Recorded data
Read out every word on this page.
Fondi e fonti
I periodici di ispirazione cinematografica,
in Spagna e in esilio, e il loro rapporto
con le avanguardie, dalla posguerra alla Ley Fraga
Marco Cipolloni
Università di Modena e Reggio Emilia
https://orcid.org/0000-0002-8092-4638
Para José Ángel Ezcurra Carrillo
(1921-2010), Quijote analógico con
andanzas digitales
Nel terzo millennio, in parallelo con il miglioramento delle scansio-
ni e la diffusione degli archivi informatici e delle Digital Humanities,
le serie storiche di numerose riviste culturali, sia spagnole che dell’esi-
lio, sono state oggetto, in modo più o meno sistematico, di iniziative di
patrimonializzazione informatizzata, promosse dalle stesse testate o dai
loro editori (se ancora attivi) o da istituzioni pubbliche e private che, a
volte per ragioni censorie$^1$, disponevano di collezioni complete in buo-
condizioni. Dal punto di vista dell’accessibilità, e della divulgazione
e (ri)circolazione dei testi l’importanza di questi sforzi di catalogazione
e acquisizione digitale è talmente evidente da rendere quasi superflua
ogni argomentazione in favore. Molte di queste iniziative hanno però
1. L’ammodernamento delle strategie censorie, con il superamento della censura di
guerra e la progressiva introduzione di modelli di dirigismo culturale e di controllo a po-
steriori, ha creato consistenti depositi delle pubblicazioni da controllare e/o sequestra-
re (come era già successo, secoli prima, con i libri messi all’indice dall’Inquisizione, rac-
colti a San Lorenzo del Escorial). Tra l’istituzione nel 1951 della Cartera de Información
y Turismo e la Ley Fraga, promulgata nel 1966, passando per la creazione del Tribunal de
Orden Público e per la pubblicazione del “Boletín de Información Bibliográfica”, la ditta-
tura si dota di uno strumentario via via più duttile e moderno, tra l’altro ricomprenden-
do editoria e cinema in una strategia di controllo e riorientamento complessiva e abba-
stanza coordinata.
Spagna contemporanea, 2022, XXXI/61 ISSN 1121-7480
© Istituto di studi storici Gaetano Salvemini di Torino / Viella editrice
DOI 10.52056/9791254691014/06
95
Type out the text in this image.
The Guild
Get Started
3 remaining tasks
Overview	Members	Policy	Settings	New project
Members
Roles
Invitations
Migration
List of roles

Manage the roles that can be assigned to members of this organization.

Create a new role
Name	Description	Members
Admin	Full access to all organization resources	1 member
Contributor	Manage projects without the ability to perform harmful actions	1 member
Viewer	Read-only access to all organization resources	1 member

● **Exercise aim**:
Quote only the lines from the line containing "Type out the text in this image." through the end of the listing, please, keeping both the first and the last line.

● **Expected answer**:
Type out the text in this image.
The Guild
Get Started
3 remaining tasks
Overview	Members	Policy	Settings	New project
Members
Roles
Invitations
Migration
List of roles

Manage the roles that can be assigned to members of this organization.

Create a new role
Name	Description	Members
Admin	Full access to all organization resources	1 member
Contributor	Manage projects without the ability to perform harmful actions	1 member
Viewer	Read-only access to all organization resources	1 member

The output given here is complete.